Text shown
==================================================
ObamaCare challenge at Supreme Court
WA SH I NG T ON — Hobby Lobby Inc. is a giant arts and crafts chain store started in Oklahoma City in 1972 by a devout Southern Baptist named David Green. Hardly your basic for-profit business, Green claims his overarching company commitment is “honouring the Lord in all we do by operating the company in a manner consistent with biblical principles.”
Steadfast in the defence of its religious principles, Hobby Lobby will argue Tuesday before the U.S. Supreme Court that the government cannot force it to give its employees health insurance that contradicts its religious beliefs.
Because Hobby Lobby essentially argues that a forprofit corporation has religious rights, the case is probably the most important since Citizens United in 2010, in which the Supreme Court voted 5-4 to give corporations, associations and unions the right to unlimited political financing. At its core, the ruling declared that a corporation is a person.
Now the question is whether a business has religious rights. If so, does it have the right to impose its religious beliefs on the health rights of its employees? In this case, Hobby Lobby refuses to implement certain aspects of the Affordable Care Act — ObamaCare — that requires a company to include all types of contraception in its employee health insurance coverage at no cost.
==================================================
Aim of the exercise
From the ObamaCare article, reproduce the passage that begins at the words "Steadfast in the" and ends after the words "its religious beliefs.", keeping every character unchanged.

Provided information
==================================================
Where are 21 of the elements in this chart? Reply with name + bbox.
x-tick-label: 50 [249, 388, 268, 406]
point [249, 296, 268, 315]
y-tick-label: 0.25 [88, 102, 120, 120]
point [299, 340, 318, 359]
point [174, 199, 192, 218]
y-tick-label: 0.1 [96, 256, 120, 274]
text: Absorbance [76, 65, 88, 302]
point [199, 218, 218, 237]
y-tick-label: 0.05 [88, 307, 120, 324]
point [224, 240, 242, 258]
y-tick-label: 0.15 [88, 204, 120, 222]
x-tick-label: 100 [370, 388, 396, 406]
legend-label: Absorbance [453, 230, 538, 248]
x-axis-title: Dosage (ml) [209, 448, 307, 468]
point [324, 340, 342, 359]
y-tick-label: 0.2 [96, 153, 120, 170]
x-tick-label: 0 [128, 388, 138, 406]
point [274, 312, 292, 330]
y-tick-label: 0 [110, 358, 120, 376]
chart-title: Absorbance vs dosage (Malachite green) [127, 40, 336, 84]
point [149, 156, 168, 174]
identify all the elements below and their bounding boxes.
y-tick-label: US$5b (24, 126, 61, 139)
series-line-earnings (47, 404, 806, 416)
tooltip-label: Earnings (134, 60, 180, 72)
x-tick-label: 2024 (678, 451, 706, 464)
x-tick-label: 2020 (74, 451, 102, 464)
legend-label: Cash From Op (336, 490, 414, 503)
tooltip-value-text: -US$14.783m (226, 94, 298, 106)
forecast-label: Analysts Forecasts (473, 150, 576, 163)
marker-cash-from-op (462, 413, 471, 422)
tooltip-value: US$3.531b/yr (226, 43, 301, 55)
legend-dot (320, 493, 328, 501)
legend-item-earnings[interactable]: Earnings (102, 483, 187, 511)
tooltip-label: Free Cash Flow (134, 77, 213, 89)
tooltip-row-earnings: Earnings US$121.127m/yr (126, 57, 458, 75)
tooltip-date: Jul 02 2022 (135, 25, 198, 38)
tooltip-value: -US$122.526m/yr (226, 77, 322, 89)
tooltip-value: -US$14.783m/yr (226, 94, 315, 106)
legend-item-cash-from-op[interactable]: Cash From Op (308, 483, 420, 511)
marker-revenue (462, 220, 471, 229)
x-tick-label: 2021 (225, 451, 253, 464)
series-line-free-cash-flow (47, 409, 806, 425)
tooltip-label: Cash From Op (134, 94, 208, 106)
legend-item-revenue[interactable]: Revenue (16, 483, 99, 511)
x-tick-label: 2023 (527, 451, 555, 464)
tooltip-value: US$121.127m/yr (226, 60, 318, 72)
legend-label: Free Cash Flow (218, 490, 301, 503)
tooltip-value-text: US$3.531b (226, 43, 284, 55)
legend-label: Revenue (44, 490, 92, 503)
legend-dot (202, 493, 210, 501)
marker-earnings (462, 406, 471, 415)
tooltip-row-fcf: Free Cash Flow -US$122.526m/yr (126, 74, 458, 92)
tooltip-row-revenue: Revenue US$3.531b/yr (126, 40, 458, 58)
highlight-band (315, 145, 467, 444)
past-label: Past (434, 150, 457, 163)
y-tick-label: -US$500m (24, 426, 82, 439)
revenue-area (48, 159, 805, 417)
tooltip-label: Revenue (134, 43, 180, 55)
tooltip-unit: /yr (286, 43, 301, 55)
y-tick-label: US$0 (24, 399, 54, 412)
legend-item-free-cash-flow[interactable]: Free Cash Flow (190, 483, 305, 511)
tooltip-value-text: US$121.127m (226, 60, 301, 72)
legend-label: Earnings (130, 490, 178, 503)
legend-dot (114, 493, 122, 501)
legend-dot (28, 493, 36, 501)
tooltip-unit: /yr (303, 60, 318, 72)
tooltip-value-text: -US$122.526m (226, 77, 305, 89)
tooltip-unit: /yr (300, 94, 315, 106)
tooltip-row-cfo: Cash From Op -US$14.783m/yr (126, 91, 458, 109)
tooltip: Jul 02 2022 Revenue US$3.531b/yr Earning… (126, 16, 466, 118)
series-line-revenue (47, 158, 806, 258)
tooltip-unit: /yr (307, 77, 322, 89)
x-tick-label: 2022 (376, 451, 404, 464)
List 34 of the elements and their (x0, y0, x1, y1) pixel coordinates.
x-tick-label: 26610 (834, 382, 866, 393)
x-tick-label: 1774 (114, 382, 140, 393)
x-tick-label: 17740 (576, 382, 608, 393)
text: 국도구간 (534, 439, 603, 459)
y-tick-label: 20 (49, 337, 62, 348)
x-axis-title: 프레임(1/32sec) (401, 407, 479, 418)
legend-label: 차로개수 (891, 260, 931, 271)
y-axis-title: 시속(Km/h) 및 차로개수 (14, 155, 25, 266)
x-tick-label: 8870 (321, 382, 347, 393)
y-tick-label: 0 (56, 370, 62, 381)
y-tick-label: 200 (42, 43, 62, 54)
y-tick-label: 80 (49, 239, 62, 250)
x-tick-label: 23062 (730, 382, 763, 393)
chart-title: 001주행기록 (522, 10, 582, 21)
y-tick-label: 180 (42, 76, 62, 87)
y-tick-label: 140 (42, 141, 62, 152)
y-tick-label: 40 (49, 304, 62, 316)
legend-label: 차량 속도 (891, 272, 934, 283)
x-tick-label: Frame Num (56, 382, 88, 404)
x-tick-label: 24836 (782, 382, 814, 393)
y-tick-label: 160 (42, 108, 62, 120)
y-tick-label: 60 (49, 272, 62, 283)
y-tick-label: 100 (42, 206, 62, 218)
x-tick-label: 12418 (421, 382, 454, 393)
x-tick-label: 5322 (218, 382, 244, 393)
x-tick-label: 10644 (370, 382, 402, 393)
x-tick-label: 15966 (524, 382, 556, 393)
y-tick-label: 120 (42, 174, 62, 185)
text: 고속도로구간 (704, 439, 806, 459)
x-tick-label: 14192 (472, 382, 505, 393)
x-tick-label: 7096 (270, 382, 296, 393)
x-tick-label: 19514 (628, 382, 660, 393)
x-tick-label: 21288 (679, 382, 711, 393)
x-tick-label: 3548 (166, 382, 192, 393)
==================================================
Task result
Steadfast in the defence of its religious principles, Hobby Lobby will argue Tuesday before the U.S. Supreme Court that the government cannot force it to give its employees health insurance that contradicts its religious beliefs.